SUPPLIED RECORDS:
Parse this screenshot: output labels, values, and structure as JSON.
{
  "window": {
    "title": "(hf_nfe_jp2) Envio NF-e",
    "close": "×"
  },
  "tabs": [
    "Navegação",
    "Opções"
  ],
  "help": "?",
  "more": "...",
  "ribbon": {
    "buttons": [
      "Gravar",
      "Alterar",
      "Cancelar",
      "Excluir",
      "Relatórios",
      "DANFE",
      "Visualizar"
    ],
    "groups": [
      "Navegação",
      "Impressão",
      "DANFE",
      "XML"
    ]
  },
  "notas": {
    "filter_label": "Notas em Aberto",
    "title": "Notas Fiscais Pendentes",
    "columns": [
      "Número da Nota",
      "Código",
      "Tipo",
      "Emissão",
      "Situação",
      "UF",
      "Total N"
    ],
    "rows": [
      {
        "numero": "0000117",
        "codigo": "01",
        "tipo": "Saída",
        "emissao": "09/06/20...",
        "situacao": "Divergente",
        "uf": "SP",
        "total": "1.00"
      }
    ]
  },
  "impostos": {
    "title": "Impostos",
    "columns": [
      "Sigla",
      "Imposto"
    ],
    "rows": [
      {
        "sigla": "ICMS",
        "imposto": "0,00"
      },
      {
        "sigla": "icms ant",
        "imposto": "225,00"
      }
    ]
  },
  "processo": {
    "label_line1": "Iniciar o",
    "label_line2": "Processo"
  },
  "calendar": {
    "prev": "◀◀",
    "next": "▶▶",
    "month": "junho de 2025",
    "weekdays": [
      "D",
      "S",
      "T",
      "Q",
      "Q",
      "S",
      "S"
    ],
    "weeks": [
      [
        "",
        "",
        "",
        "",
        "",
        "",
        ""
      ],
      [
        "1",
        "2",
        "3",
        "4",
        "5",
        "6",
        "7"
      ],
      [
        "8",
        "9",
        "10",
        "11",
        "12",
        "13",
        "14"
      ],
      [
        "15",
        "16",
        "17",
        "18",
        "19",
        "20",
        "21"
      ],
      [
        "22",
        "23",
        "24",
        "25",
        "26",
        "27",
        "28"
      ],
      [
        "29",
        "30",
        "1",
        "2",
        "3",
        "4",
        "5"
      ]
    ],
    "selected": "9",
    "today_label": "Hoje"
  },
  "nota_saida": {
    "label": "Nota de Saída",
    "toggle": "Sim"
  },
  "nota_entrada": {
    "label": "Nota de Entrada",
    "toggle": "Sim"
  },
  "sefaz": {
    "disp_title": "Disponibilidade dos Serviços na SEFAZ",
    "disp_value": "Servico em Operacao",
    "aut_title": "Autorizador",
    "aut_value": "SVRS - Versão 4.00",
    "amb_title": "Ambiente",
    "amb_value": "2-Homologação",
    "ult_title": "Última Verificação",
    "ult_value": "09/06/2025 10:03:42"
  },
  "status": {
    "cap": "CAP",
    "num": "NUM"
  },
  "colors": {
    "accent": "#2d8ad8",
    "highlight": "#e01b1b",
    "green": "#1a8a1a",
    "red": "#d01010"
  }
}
--
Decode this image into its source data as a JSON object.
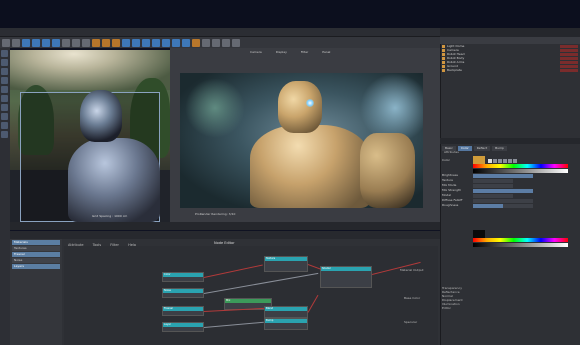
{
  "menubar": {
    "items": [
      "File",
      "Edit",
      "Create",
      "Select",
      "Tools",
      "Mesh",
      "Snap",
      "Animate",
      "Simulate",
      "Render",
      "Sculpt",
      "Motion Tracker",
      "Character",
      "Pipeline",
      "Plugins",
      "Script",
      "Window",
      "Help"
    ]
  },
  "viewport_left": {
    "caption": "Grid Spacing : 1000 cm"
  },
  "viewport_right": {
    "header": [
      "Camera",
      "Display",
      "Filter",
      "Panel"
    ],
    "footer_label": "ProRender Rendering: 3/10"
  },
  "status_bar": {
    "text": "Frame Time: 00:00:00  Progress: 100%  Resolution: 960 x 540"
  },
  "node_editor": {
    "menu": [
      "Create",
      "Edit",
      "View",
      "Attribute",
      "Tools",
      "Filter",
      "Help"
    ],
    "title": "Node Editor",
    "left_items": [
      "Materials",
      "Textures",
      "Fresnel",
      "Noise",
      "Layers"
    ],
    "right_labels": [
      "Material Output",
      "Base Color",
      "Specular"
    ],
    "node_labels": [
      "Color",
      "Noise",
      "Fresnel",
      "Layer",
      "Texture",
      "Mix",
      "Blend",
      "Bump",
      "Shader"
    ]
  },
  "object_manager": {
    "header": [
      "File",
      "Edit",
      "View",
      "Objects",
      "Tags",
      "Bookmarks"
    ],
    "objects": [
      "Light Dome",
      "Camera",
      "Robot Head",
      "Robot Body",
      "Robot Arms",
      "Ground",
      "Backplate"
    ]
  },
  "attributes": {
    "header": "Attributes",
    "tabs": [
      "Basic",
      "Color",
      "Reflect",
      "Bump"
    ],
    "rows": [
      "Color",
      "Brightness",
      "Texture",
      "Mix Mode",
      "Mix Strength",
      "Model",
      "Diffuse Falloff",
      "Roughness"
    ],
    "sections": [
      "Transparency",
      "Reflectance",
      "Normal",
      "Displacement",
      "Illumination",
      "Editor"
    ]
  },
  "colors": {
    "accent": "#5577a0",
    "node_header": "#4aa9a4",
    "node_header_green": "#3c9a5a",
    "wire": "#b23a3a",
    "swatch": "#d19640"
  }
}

WHAT YOU WILL DO: From the listing above, collect every line that mentions the word "this".

SOLVED PROBLEM:
Parse this screenshot: output labels, values, and structure as JSON.
Decode this image into its source data as a JSON object.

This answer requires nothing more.